▸ TASK BRIEF
Copy the data exactly; pictures stay out of the copy.

***** MATERIAL SUPPLIED

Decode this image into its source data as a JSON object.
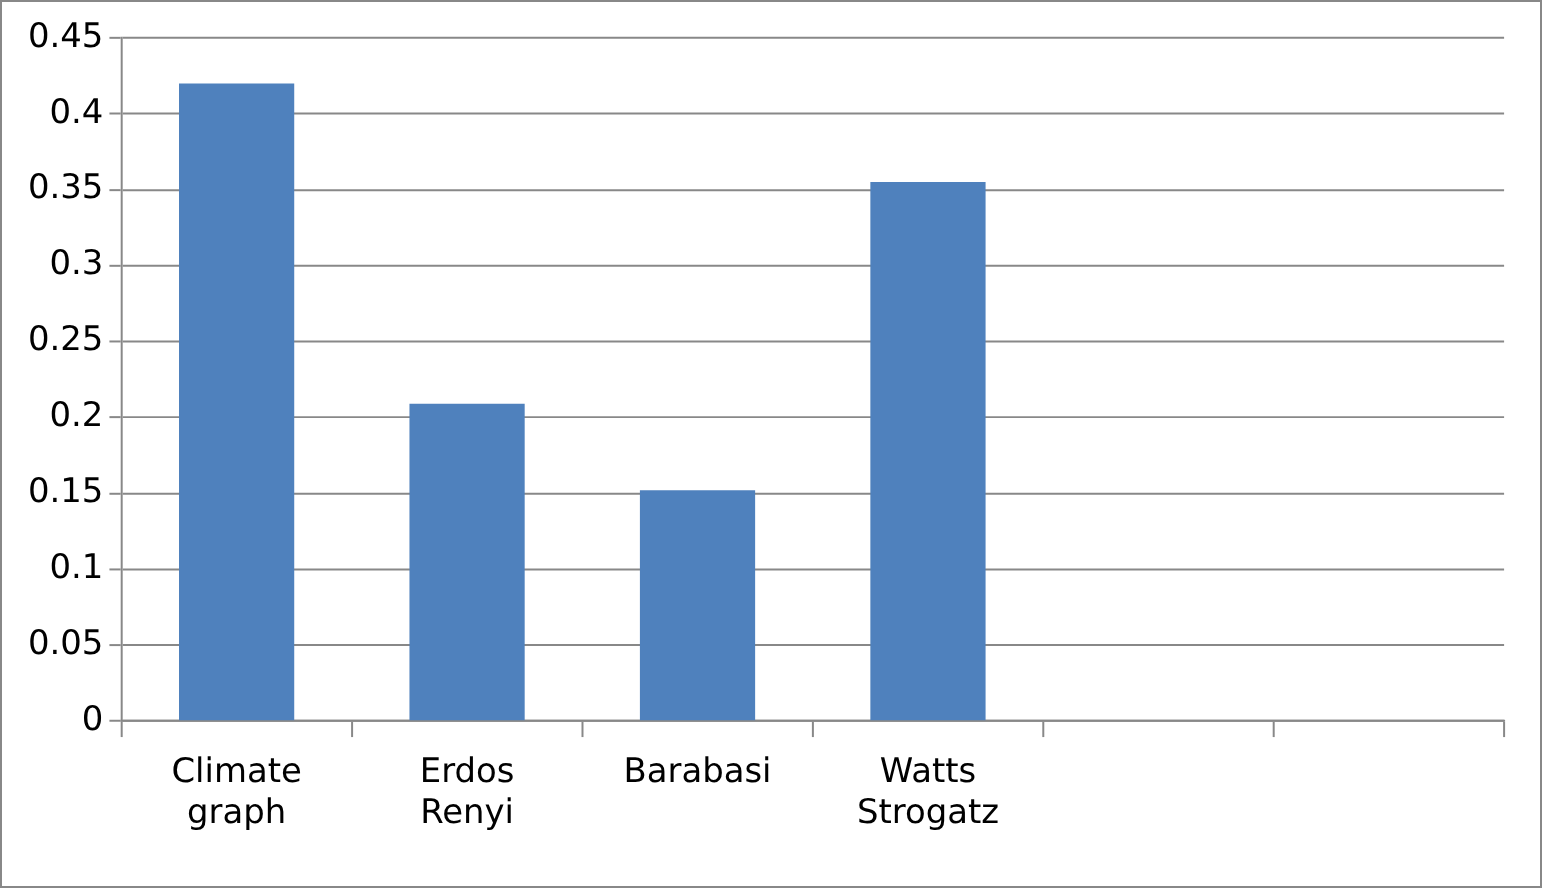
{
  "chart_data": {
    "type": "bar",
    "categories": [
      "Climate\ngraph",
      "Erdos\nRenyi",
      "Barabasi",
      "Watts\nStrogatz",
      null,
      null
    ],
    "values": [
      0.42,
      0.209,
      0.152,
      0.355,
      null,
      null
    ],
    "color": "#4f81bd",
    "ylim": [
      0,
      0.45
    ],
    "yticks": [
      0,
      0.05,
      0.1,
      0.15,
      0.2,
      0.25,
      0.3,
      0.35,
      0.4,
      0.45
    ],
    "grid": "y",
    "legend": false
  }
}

**********

▸ ANSWER IN FULL
Decode this image into its source data as a JSON object.
{
  "chart_data": {
    "type": "bar",
    "categories": [
      "Climate\ngraph",
      "Erdos\nRenyi",
      "Barabasi",
      "Watts\nStrogatz",
      null,
      null
    ],
    "values": [
      0.42,
      0.209,
      0.152,
      0.355,
      null,
      null
    ],
    "color": "#4f81bd",
    "ylim": [
      0,
      0.45
    ],
    "yticks": [
      0,
      0.05,
      0.1,
      0.15,
      0.2,
      0.25,
      0.3,
      0.35,
      0.4,
      0.45
    ],
    "grid": "y",
    "legend": false
  }
}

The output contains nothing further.